**EXERCISE DESCRIPTION:** Return the material exactly as supplied, apart from the pictures, which are omitted.

§

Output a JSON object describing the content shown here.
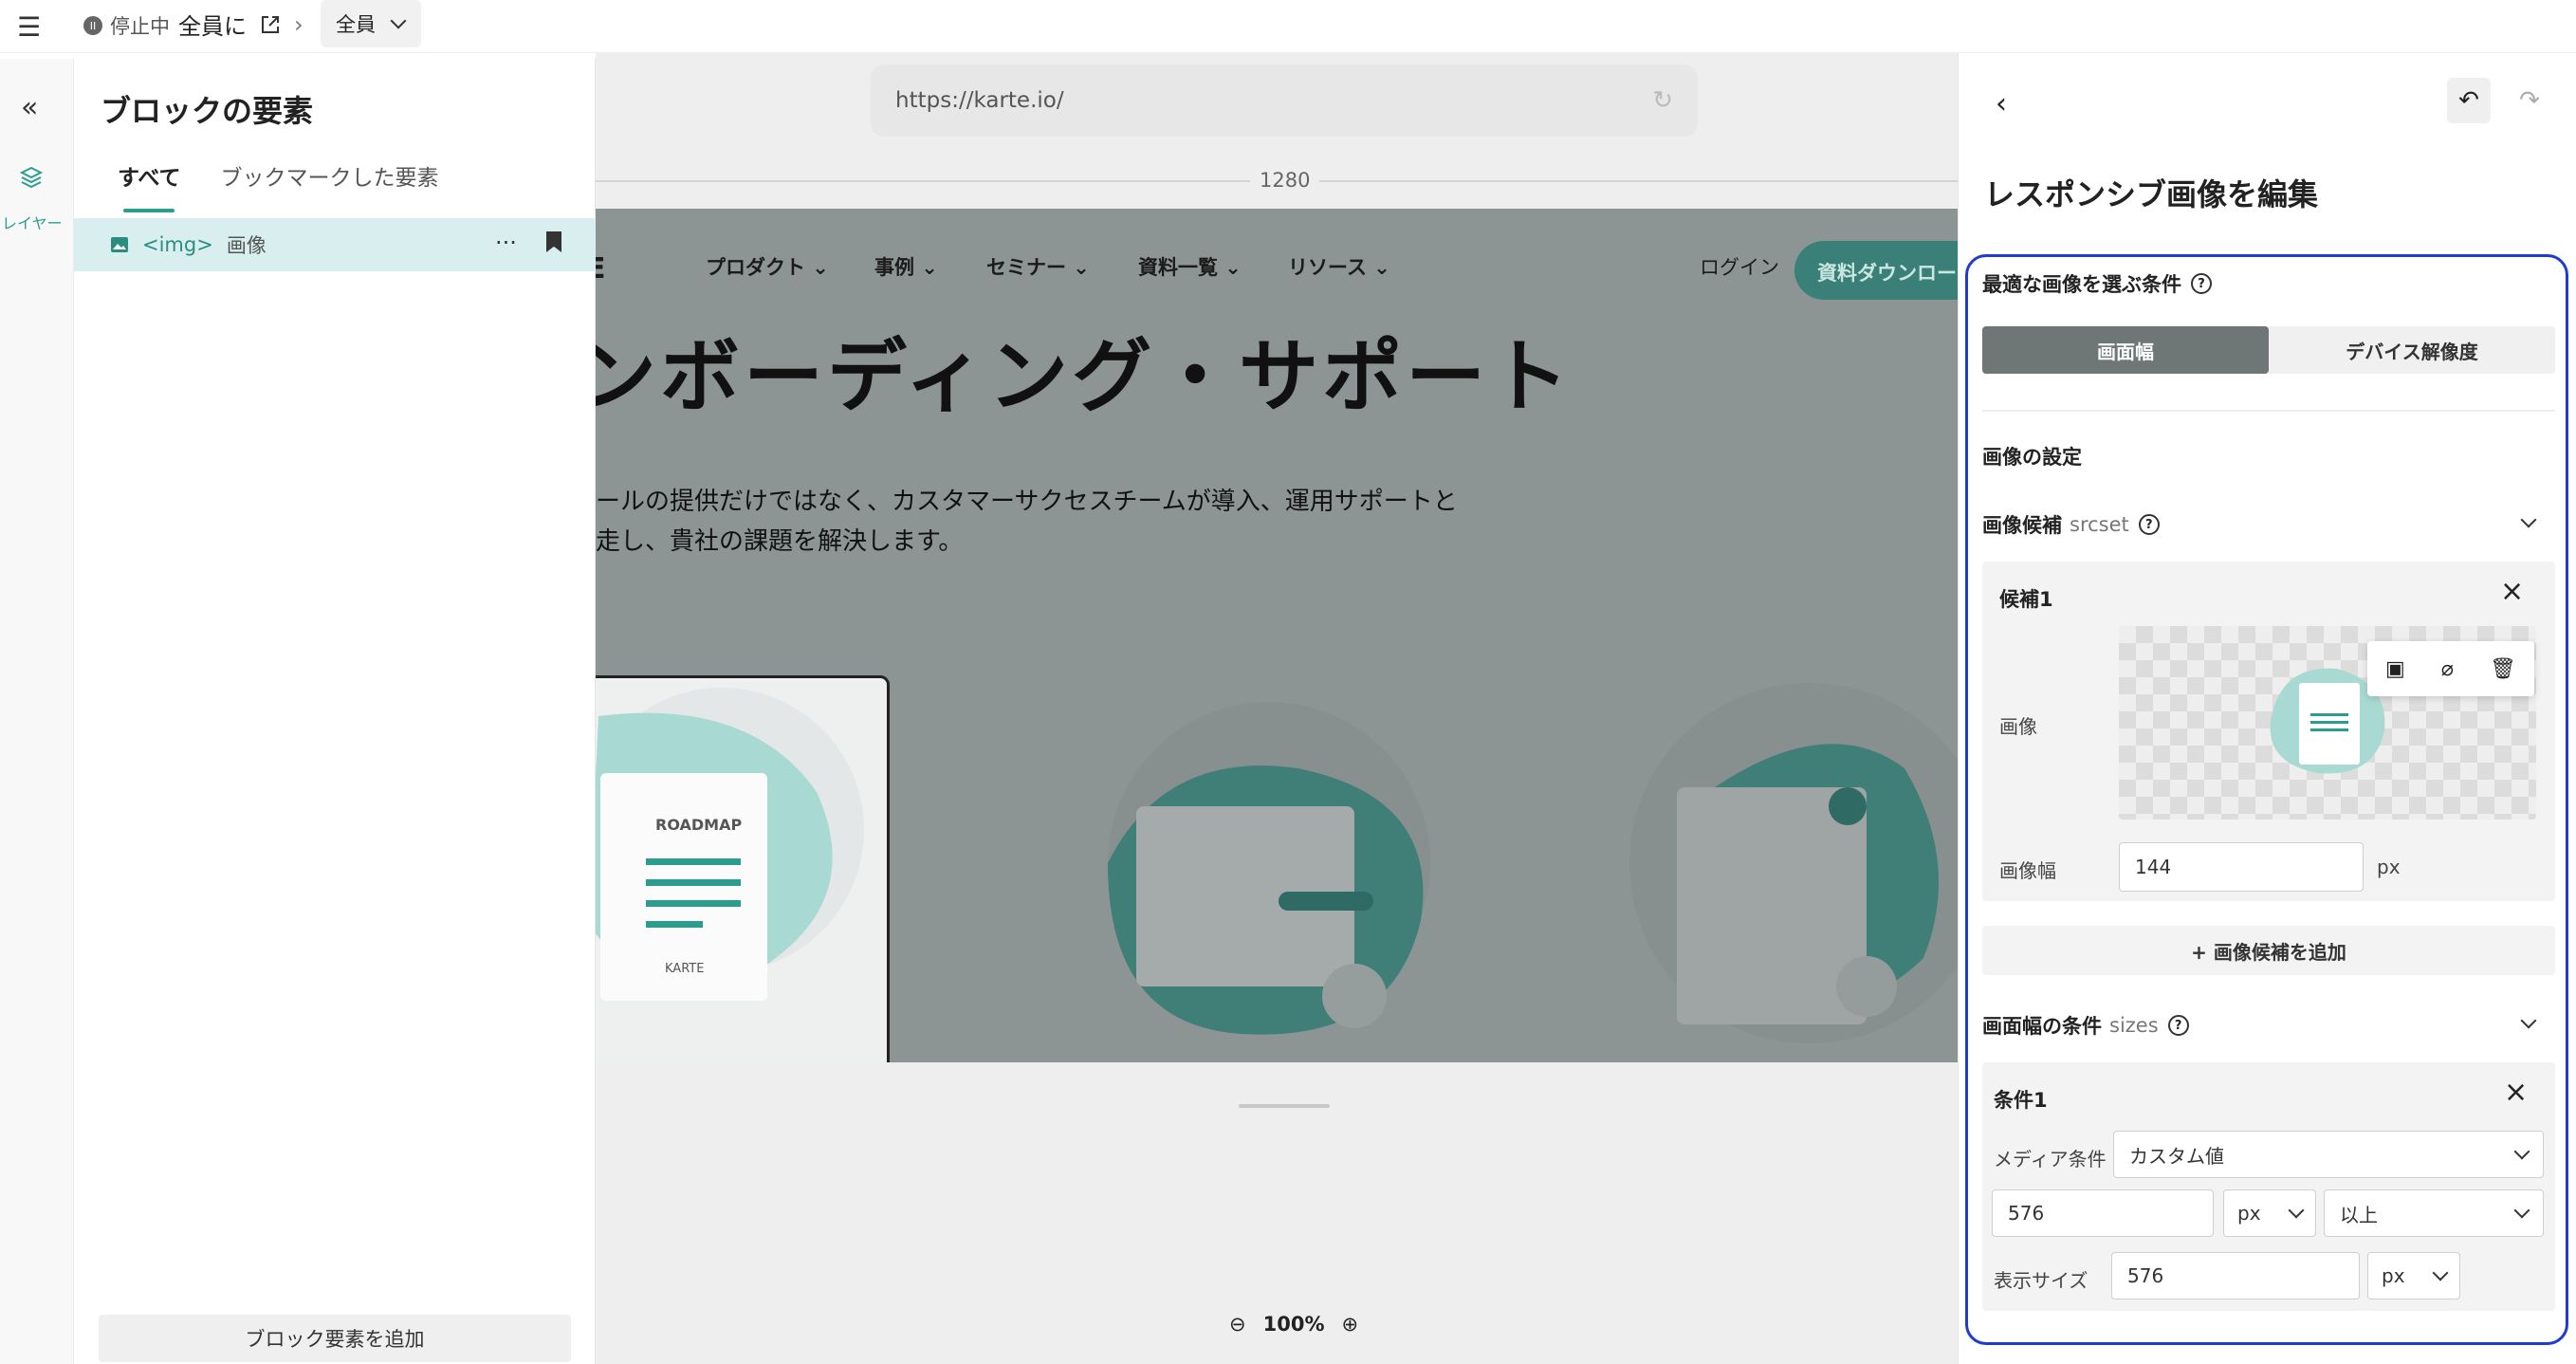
{
  "topbar": {
    "menu_icon": "hamburger-icon",
    "status": "停止中",
    "title": "全員に",
    "audience_select": "全員"
  },
  "rail": {
    "layers_label": "レイヤー"
  },
  "left_panel": {
    "title": "ブロックの要素",
    "tabs": [
      {
        "label": "すべて",
        "active": true
      },
      {
        "label": "ブックマークした要素",
        "active": false
      }
    ],
    "elements": [
      {
        "tag": "<img>",
        "label": "画像"
      }
    ],
    "add_button": "ブロック要素を追加"
  },
  "canvas": {
    "url": "https://karte.io/",
    "ruler_width": "1280",
    "zoom": "100%",
    "preview": {
      "nav": [
        "プロダクト",
        "事例",
        "セミナー",
        "資料一覧",
        "リソース"
      ],
      "login": "ログイン",
      "download_button": "資料ダウンロード",
      "hero": "ンボーディング・サポート",
      "subtext_line1": "ールの提供だけではなく、カスタマーサクセスチームが導入、運用サポートと",
      "subtext_line2": "走し、貴社の課題を解決します。",
      "roadmap_label": "ROADMAP",
      "karte_label": "KARTE"
    }
  },
  "right_panel": {
    "title": "レスポンシブ画像を編集",
    "condition_section": "最適な画像を選ぶ条件",
    "segment": {
      "option1": "画面幅",
      "option2": "デバイス解像度",
      "selected": "画面幅"
    },
    "image_settings": "画像の設定",
    "srcset_label": "画像候補",
    "srcset_code": "srcset",
    "candidate": {
      "title": "候補1",
      "image_label": "画像",
      "width_label": "画像幅",
      "width_value": "144",
      "unit": "px"
    },
    "add_candidate": "+ 画像候補を追加",
    "sizes_label": "画面幅の条件",
    "sizes_code": "sizes",
    "condition": {
      "title": "条件1",
      "media_label": "メディア条件",
      "media_value": "カスタム値",
      "value": "576",
      "unit": "px",
      "compare": "以上",
      "display_label": "表示サイズ",
      "display_value": "576",
      "display_unit": "px"
    }
  },
  "colors": {
    "accent": "#2a9d8f",
    "highlight_border": "#1f3bd3",
    "selected_row": "#d9efef"
  }
}
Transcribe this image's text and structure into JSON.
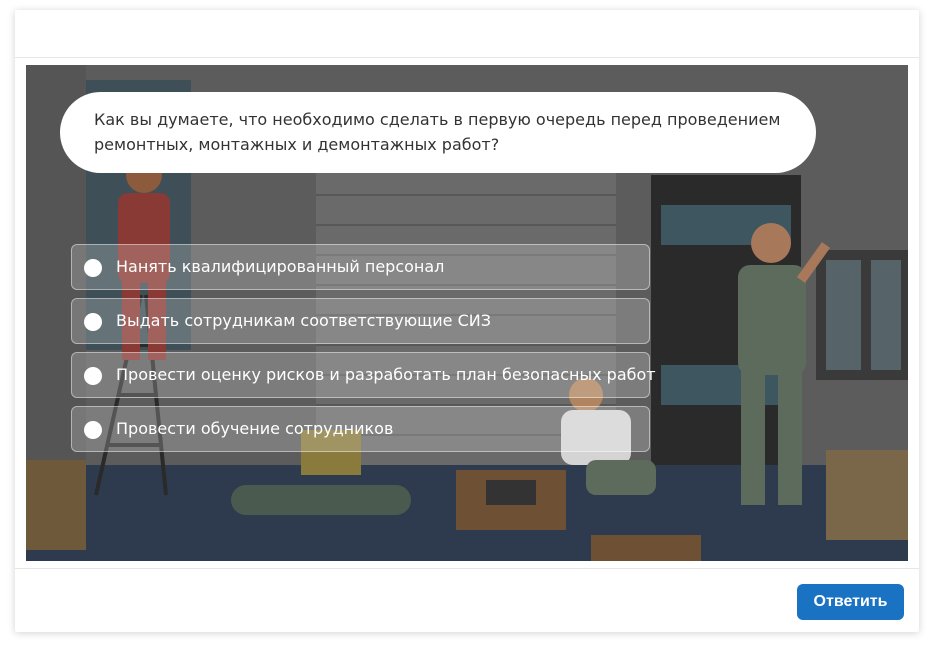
{
  "question": {
    "text": "Как вы думаете, что необходимо сделать в первую очередь перед проведением ремонтных, монтажных и демонтажных работ?"
  },
  "options": [
    {
      "label": "Нанять квалифицированный персонал",
      "selected": false
    },
    {
      "label": "Выдать сотрудникам соответствующие СИЗ",
      "selected": false
    },
    {
      "label": "Провести оценку рисков и разработать план безопасных работ",
      "selected": false
    },
    {
      "label": "Провести обучение сотрудников",
      "selected": false
    }
  ],
  "footer": {
    "submit_label": "Ответить"
  },
  "colors": {
    "accent": "#1a72c2",
    "scene_wall": "#5f5f5f",
    "scene_floor": "#2e3a4d"
  }
}
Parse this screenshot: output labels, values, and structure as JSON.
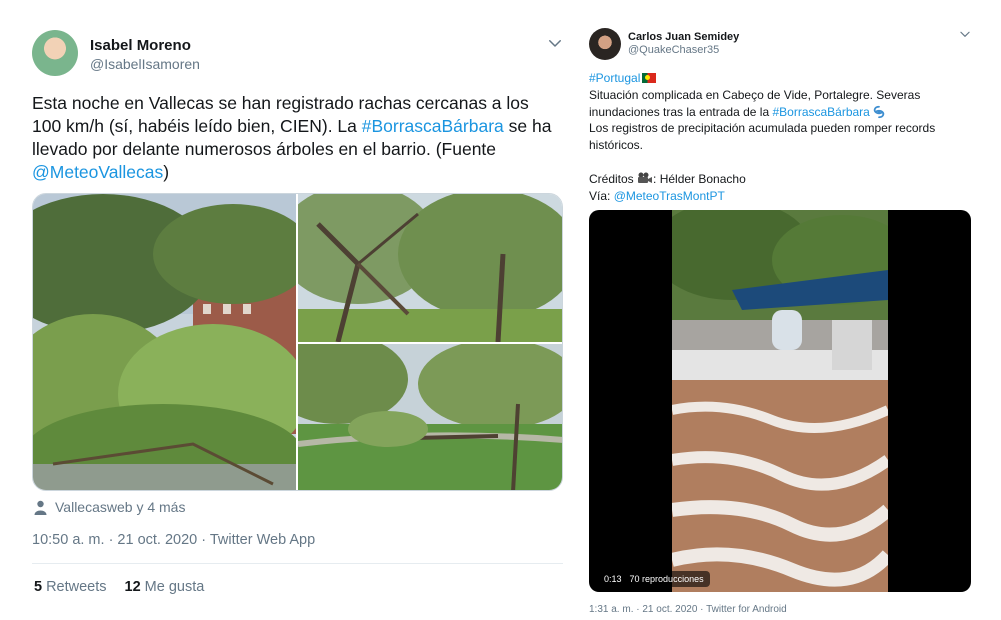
{
  "left_tweet": {
    "name": "Isabel Moreno",
    "handle": "@IsabelIsamoren",
    "text_part1": "Esta noche en Vallecas se han registrado rachas cercanas a los 100 km/h (sí, habéis leído bien, CIEN). La ",
    "hashtag": "#BorrascaBárbara",
    "text_part2": " se ha llevado por delante numerosos árboles en el barrio. (Fuente ",
    "mention": "@MeteoVallecas",
    "text_part3": ")",
    "tagged": "Vallecasweb y 4 más",
    "meta": "10:50 a. m. · 21 oct. 2020 · Twitter Web App",
    "retweets_count": "5",
    "retweets_label": "Retweets",
    "likes_count": "12",
    "likes_label": "Me gusta",
    "avatar_icon": "user-avatar",
    "caret_icon": "chevron-down-icon",
    "tagged_icon": "person-icon"
  },
  "right_tweet": {
    "name": "Carlos Juan Semidey",
    "handle": "@QuakeChaser35",
    "hashtag1": "#Portugal",
    "line2": "Situación complicada en Cabeço de Vide, Portalegre. Severas inundaciones tras la entrada de la ",
    "hashtag2": "#BorrascaBárbara",
    "line3": "Los registros de precipitación acumulada pueden romper records históricos.",
    "credits_prefix": "Créditos ",
    "credits_name": ": Hélder Bonacho",
    "via_prefix": "Vía: ",
    "via_mention": "@MeteoTrasMontPT",
    "video_time": "0:13",
    "video_views": "70 reproducciones",
    "meta": "1:31 a. m. · 21 oct. 2020 · Twitter for Android",
    "flag_icon": "portugal-flag-icon",
    "cyclone_icon": "cyclone-icon",
    "camera_icon": "movie-camera-icon"
  },
  "colors": {
    "link": "#1b95e0",
    "secondary": "#657786",
    "text": "#14171a",
    "divider": "#e6ecf0"
  }
}
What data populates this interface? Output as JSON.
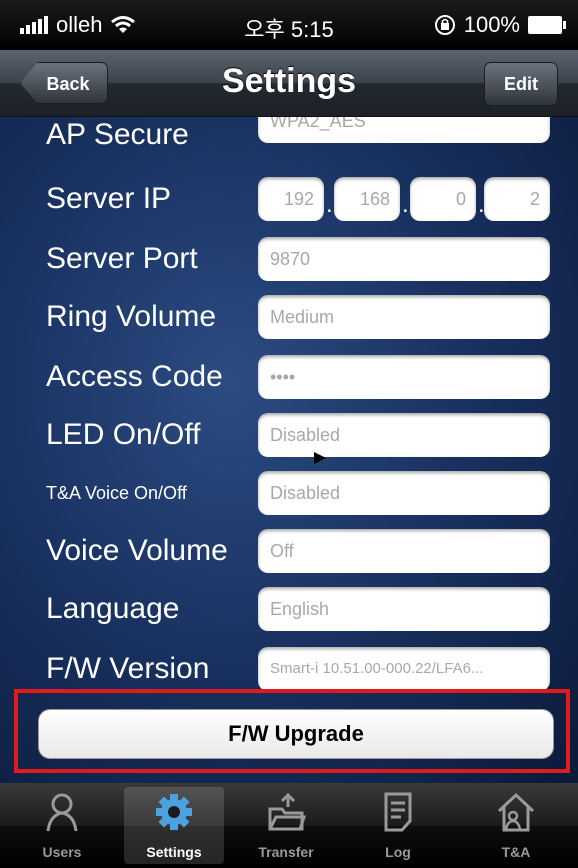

§

**WRITTEN RESPONSE:**
Output a JSON object describing the content shown here.
{
  "topbar": {
    "menu_icon": "hamburger-icon",
    "status": "停止中",
    "title": "全員に",
    "audience_select": "全員"
  },
  "rail": {
    "layers_label": "レイヤー"
  },
  "left_panel": {
    "title": "ブロックの要素",
    "tabs": [
      {
        "label": "すべて",
        "active": true
      },
      {
        "label": "ブックマークした要素",
        "active": false
      }
    ],
    "elements": [
      {
        "tag": "<img>",
        "label": "画像"
      }
    ],
    "add_button": "ブロック要素を追加"
  },
  "canvas": {
    "url": "https://karte.io/",
    "ruler_width": "1280",
    "zoom": "100%",
    "preview": {
      "nav": [
        "プロダクト",
        "事例",
        "セミナー",
        "資料一覧",
        "リソース"
      ],
      "login": "ログイン",
      "download_button": "資料ダウンロード",
      "hero": "ンボーディング・サポート",
      "subtext_line1": "ールの提供だけではなく、カスタマーサクセスチームが導入、運用サポートと",
      "subtext_line2": "走し、貴社の課題を解決します。",
      "roadmap_label": "ROADMAP",
      "karte_label": "KARTE"
    }
  },
  "right_panel": {
    "title": "レスポンシブ画像を編集",
    "condition_section": "最適な画像を選ぶ条件",
    "segment": {
      "option1": "画面幅",
      "option2": "デバイス解像度",
      "selected": "画面幅"
    },
    "image_settings": "画像の設定",
    "srcset_label": "画像候補",
    "srcset_code": "srcset",
    "candidate": {
      "title": "候補1",
      "image_label": "画像",
      "width_label": "画像幅",
      "width_value": "144",
      "unit": "px"
    },
    "add_candidate": "+ 画像候補を追加",
    "sizes_label": "画面幅の条件",
    "sizes_code": "sizes",
    "condition": {
      "title": "条件1",
      "media_label": "メディア条件",
      "media_value": "カスタム値",
      "value": "576",
      "unit": "px",
      "compare": "以上",
      "display_label": "表示サイズ",
      "display_value": "576",
      "display_unit": "px"
    }
  },
  "colors": {
    "accent": "#2a9d8f",
    "highlight_border": "#1f3bd3",
    "selected_row": "#d9efef"
  }
}
Transcribe this image's text and structure into JSON.
{
  "question": {
    "text": "Как вы думаете, что необходимо сделать в первую очередь перед проведением ремонтных, монтажных и демонтажных работ?"
  },
  "options": [
    {
      "label": "Нанять квалифицированный персонал",
      "selected": false
    },
    {
      "label": "Выдать сотрудникам соответствующие СИЗ",
      "selected": false
    },
    {
      "label": "Провести оценку рисков и разработать план безопасных работ",
      "selected": false
    },
    {
      "label": "Провести обучение сотрудников",
      "selected": false
    }
  ],
  "footer": {
    "submit_label": "Ответить"
  },
  "colors": {
    "accent": "#1a72c2",
    "scene_wall": "#5f5f5f",
    "scene_floor": "#2e3a4d"
  }
}
Parse this screenshot: output labels, values, and structure as JSON.
{
  "left_tweet": {
    "name": "Isabel Moreno",
    "handle": "@IsabelIsamoren",
    "text_part1": "Esta noche en Vallecas se han registrado rachas cercanas a los 100 km/h (sí, habéis leído bien, CIEN). La ",
    "hashtag": "#BorrascaBárbara",
    "text_part2": " se ha llevado por delante numerosos árboles en el barrio. (Fuente ",
    "mention": "@MeteoVallecas",
    "text_part3": ")",
    "tagged": "Vallecasweb y 4 más",
    "meta": "10:50 a. m. · 21 oct. 2020 · Twitter Web App",
    "retweets_count": "5",
    "retweets_label": "Retweets",
    "likes_count": "12",
    "likes_label": "Me gusta",
    "avatar_icon": "user-avatar",
    "caret_icon": "chevron-down-icon",
    "tagged_icon": "person-icon"
  },
  "right_tweet": {
    "name": "Carlos Juan Semidey",
    "handle": "@QuakeChaser35",
    "hashtag1": "#Portugal",
    "line2": "Situación complicada en Cabeço de Vide, Portalegre. Severas inundaciones tras la entrada de la ",
    "hashtag2": "#BorrascaBárbara",
    "line3": "Los registros de precipitación acumulada pueden romper records históricos.",
    "credits_prefix": "Créditos ",
    "credits_name": ": Hélder Bonacho",
    "via_prefix": "Vía: ",
    "via_mention": "@MeteoTrasMontPT",
    "video_time": "0:13",
    "video_views": "70 reproducciones",
    "meta": "1:31 a. m. · 21 oct. 2020 · Twitter for Android",
    "flag_icon": "portugal-flag-icon",
    "cyclone_icon": "cyclone-icon",
    "camera_icon": "movie-camera-icon"
  },
  "colors": {
    "link": "#1b95e0",
    "secondary": "#657786",
    "text": "#14171a",
    "divider": "#e6ecf0"
  }
}
What data populates this interface? Output as JSON.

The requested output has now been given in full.